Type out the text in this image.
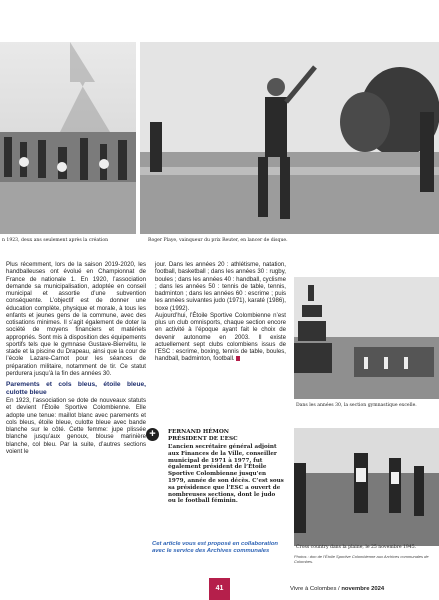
n 1923, deux ans seulement après la création	Roger Playe, vainqueur du prix Reuter, en lancer de disque.

Plus récemment, lors de la saison 2019-2020, les handballeuses ont évolué en Championnat de France de nationale 1. En 1920, l’association demande sa municipalisation, adoptée en conseil municipal et assortie d’une subvention conséquente. L’objectif est de donner une éducation complète, physique et morale, à tous les enfants et jeunes gens de la commune, avec des cotisations minimes. Il s’agit également de doter la société de moyens financiers et matériels appropriés. Sont mis à disposition des équipements sportifs tels que le gymnase Gustave-Bienvêtu, le stade et la piscine du Drapeau, ainsi que la cour de l’école Lazare-Carnot pour les séances de préparation militaire, notamment de tir. Ce statut perdurera jusqu’à la fin des années 30.

Parements et cols bleus, étoile bleue, culotte bleue

En 1923, l’association se dote de nouveaux statuts et devient l’Étoile Sportive Colombienne. Elle adopte une tenue: maillot blanc avec parements et cols bleus, étoile bleue, culotte bleue avec bande blanche sur le côté. Cette femme: jupe plissée blanche jusqu’aux genoux, blouse marinière blanche, col bleu. Par la suite, d’autres sections voient le

jour. Dans les années 20 : athlétisme, natation, football, basketball ; dans les années 30 : rugby, boules ; dans les années 40 : handball, cyclisme ; dans les années 50 : tennis de table, tennis, badminton ; dans les années 60 : escrime ; puis les années suivantes judo (1971), karaté (1986), boxe (1992).

Aujourd’hui, l’Étoile Sportive Colombienne n’est plus un club omnisports, chaque section encore en activité à l’époque ayant fait le choix de devenir autonome en 2003. Il existe actuellement sept clubs colombiens issus de l’ESC : escrime, boxing, tennis de table, boules, handball, badminton, football.

+	FERNAND HÉMON
PRÉSIDENT DE L’ESC
L’ancien secrétaire général adjoint aux Finances de la Ville, conseiller municipal de 1971 à 1977, fut également président de l’Étoile Sportive Colombienne jusqu’en 1979, année de son décès. C’est sous sa présidence que l’ESC a ouvert de nombreuses sections, dont le judo ou le football féminin.
Cet article vous est proposé en collaboration avec le service des Archives communales
Dans les années 30, la section gymnastique excelle.
Cross country dans la plaine, le 25 novembre 1945.
Photos : don de l’Étoile Sportive Colombienne aux Archives communales de Colombes.
41	Vivre à Colombes / novembre 2024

Given task: Leave out the pictures and transcribe everything else exactly.

Output for this exercise:
Type out the text in this image.
n 1923, deux ans seulement après la création	Roger Playe, vainqueur du prix Reuter, en lancer de disque.

Plus récemment, lors de la saison 2019-2020, les handballeuses ont évolué en Championnat de France de nationale 1. En 1920, l’association demande sa municipalisation, adoptée en conseil municipal et assortie d’une subvention conséquente. L’objectif est de donner une éducation complète, physique et morale, à tous les enfants et jeunes gens de la commune, avec des cotisations minimes. Il s’agit également de doter la société de moyens financiers et matériels appropriés. Sont mis à disposition des équipements sportifs tels que le gymnase Gustave-Bienvêtu, le stade et la piscine du Drapeau, ainsi que la cour de l’école Lazare-Carnot pour les séances de préparation militaire, notamment de tir. Ce statut perdurera jusqu’à la fin des années 30.

Parements et cols bleus, étoile bleue, culotte bleue

En 1923, l’association se dote de nouveaux statuts et devient l’Étoile Sportive Colombienne. Elle adopte une tenue: maillot blanc avec parements et cols bleus, étoile bleue, culotte bleue avec bande blanche sur le côté. Cette femme: jupe plissée blanche jusqu’aux genoux, blouse marinière blanche, col bleu. Par la suite, d’autres sections voient le

jour. Dans les années 20 : athlétisme, natation, football, basketball ; dans les années 30 : rugby, boules ; dans les années 40 : handball, cyclisme ; dans les années 50 : tennis de table, tennis, badminton ; dans les années 60 : escrime ; puis les années suivantes judo (1971), karaté (1986), boxe (1992).

Aujourd’hui, l’Étoile Sportive Colombienne n’est plus un club omnisports, chaque section encore en activité à l’époque ayant fait le choix de devenir autonome en 2003. Il existe actuellement sept clubs colombiens issus de l’ESC : escrime, boxing, tennis de table, boules, handball, badminton, football.

+	FERNAND HÉMON
PRÉSIDENT DE L’ESC
L’ancien secrétaire général adjoint aux Finances de la Ville, conseiller municipal de 1971 à 1977, fut également président de l’Étoile Sportive Colombienne jusqu’en 1979, année de son décès. C’est sous sa présidence que l’ESC a ouvert de nombreuses sections, dont le judo ou le football féminin.
Cet article vous est proposé en collaboration avec le service des Archives communales
Dans les années 30, la section gymnastique excelle.
Cross country dans la plaine, le 25 novembre 1945.
Photos : don de l’Étoile Sportive Colombienne aux Archives communales de Colombes.
41	Vivre à Colombes / novembre 2024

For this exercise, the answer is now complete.